### Your goal
Return all lines that include the string "значению".
════════════════════
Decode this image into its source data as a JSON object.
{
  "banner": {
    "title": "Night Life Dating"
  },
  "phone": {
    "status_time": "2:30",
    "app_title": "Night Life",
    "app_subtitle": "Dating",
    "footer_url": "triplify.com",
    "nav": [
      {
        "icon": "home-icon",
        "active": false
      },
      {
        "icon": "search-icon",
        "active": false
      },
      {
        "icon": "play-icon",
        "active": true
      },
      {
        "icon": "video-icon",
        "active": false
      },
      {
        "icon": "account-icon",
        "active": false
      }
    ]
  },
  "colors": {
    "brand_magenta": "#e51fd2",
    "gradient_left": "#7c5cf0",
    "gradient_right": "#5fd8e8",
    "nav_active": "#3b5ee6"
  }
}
════════════════════
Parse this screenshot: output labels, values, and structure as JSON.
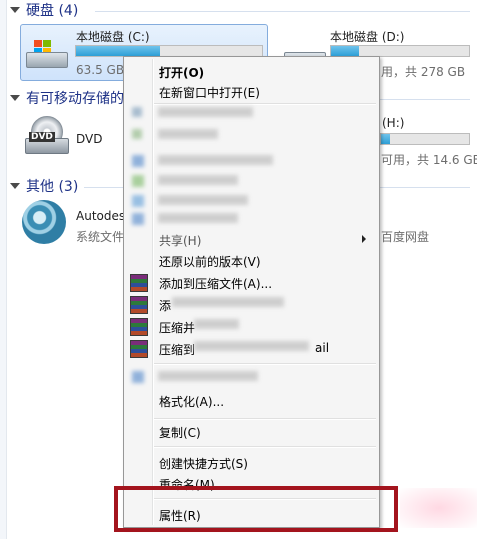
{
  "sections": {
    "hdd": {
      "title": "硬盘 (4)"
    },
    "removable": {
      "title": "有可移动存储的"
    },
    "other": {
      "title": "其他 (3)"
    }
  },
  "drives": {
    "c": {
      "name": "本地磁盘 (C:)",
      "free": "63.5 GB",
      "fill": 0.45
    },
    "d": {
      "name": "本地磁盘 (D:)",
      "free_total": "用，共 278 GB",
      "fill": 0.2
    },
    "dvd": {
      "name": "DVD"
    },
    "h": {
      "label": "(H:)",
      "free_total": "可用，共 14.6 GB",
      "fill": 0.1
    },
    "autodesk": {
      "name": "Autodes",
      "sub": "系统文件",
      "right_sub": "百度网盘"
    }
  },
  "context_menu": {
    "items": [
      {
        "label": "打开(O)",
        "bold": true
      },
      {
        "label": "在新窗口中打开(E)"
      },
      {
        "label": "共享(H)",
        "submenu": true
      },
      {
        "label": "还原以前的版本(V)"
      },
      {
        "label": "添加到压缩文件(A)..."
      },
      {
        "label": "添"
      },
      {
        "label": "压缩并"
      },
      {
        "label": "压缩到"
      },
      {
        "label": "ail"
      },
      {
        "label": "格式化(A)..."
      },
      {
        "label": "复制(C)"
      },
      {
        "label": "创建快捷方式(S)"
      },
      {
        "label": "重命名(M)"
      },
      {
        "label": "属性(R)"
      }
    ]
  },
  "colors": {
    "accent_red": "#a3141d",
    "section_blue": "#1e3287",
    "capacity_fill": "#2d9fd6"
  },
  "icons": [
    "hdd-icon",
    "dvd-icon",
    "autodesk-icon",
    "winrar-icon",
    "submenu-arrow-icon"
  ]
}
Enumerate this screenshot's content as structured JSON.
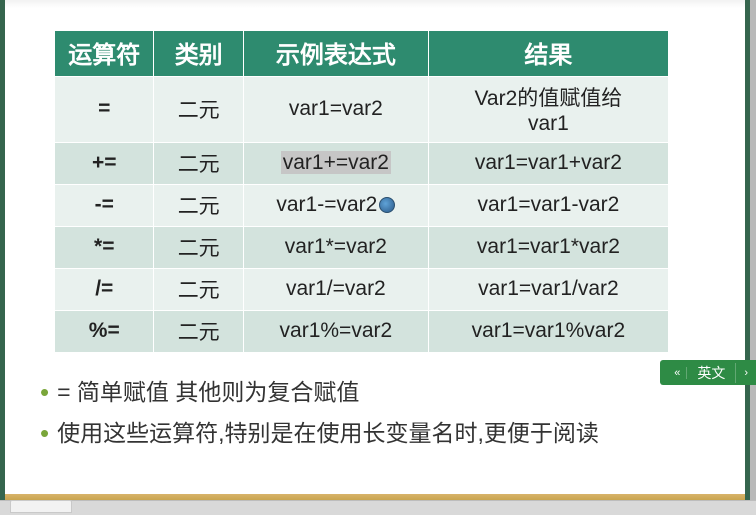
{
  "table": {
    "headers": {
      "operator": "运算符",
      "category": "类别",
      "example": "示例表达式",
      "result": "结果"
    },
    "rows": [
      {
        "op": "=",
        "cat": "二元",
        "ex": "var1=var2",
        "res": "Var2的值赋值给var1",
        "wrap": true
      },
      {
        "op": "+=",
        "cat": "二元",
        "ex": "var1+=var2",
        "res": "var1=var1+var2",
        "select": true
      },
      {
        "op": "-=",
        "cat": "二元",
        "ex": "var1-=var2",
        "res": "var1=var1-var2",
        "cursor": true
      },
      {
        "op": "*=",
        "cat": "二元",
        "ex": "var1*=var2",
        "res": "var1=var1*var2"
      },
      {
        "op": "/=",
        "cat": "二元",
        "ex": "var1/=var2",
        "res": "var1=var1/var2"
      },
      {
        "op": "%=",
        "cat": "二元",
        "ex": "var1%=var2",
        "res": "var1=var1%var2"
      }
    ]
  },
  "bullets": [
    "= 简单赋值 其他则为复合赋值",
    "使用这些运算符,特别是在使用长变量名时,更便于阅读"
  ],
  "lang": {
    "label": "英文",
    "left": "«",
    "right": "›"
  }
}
════════════════════
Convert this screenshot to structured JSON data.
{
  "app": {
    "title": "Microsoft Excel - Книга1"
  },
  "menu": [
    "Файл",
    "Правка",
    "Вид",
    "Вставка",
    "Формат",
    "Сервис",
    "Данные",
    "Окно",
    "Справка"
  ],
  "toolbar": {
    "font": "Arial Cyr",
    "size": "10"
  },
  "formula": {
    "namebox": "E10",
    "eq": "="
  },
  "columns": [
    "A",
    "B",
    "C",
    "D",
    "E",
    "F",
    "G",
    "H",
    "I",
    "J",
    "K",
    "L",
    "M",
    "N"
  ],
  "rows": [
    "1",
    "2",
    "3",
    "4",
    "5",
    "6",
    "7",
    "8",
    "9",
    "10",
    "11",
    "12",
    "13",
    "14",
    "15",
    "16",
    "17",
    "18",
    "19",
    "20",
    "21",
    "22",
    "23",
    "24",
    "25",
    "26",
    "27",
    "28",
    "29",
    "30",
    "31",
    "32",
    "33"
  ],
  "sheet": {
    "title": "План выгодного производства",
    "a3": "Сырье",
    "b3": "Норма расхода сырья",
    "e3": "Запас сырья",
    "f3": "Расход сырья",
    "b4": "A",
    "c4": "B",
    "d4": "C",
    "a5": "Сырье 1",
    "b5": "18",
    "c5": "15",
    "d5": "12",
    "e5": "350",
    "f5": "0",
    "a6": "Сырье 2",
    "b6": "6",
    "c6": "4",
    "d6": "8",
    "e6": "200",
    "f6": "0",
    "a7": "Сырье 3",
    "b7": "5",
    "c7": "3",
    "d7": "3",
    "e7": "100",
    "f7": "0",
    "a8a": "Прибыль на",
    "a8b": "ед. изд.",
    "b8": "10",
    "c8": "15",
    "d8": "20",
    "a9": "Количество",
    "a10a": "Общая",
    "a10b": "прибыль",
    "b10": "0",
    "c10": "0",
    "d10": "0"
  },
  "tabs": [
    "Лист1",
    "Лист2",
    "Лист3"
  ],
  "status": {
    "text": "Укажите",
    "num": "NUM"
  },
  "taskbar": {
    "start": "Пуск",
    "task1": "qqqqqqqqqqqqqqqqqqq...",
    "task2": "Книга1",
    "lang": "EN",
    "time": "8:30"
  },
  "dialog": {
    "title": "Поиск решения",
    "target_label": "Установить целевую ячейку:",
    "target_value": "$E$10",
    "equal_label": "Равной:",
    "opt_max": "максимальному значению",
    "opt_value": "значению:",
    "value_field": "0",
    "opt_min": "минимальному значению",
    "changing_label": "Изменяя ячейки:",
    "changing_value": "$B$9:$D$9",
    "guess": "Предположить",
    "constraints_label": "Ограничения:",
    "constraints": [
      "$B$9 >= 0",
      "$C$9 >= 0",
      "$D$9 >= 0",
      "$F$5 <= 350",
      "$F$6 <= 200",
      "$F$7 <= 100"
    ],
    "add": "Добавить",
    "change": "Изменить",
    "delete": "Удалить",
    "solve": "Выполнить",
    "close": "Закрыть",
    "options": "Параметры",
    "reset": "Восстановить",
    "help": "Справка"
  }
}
════════════════════
### Solution to this problem
    "opt_max": "максимальному значению",
    "opt_value": "значению:",
    "opt_min": "минимальному значению",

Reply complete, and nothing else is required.